----- DATA LISTING
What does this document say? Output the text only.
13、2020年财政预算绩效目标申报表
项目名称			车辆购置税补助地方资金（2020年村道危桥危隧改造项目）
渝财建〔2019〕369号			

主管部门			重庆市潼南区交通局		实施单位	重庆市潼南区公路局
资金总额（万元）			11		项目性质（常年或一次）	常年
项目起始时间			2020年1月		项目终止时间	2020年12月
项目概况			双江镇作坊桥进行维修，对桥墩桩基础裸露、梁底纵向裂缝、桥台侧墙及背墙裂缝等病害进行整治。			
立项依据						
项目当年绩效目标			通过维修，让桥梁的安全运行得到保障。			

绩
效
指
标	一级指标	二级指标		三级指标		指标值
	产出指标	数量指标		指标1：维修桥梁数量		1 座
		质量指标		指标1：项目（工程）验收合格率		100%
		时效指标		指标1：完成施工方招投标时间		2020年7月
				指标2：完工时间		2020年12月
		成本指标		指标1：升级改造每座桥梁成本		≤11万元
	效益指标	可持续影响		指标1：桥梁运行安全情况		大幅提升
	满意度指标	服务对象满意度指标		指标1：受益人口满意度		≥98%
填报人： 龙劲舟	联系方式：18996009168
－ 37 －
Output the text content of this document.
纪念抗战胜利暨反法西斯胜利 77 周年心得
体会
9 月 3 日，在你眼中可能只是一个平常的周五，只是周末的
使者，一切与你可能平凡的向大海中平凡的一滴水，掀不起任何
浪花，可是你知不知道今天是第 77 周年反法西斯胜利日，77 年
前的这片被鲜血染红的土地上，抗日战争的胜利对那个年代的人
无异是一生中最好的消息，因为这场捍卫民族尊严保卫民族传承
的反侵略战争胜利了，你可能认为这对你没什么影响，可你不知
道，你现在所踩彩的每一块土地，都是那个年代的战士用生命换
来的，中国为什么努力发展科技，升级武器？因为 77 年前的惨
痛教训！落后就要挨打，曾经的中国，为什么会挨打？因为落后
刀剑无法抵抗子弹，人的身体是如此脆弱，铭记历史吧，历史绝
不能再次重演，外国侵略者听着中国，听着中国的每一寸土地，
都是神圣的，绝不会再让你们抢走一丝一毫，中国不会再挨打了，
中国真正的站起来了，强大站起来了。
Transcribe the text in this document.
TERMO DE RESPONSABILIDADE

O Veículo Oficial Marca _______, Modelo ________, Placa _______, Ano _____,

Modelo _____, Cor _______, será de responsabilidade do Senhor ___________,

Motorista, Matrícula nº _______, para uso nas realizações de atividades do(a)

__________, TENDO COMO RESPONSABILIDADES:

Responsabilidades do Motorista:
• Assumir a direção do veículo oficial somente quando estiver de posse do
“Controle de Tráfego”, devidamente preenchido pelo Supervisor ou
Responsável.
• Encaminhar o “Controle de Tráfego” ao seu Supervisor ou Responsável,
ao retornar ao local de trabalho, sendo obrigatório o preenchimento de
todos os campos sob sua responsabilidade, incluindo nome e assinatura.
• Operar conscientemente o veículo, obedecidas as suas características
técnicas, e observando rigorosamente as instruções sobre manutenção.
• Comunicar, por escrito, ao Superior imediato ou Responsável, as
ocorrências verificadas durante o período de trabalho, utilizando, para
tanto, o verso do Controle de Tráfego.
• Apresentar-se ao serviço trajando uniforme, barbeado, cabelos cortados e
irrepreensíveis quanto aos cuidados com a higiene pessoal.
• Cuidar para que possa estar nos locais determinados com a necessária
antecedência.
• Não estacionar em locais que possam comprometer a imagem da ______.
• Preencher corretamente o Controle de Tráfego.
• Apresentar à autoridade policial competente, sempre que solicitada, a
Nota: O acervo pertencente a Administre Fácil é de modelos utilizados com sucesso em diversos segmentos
----------
### TASK PROMPT
How many lines of the data hold the string "Responsável"? Reply with the number alone.

### CORRECT RESULT
3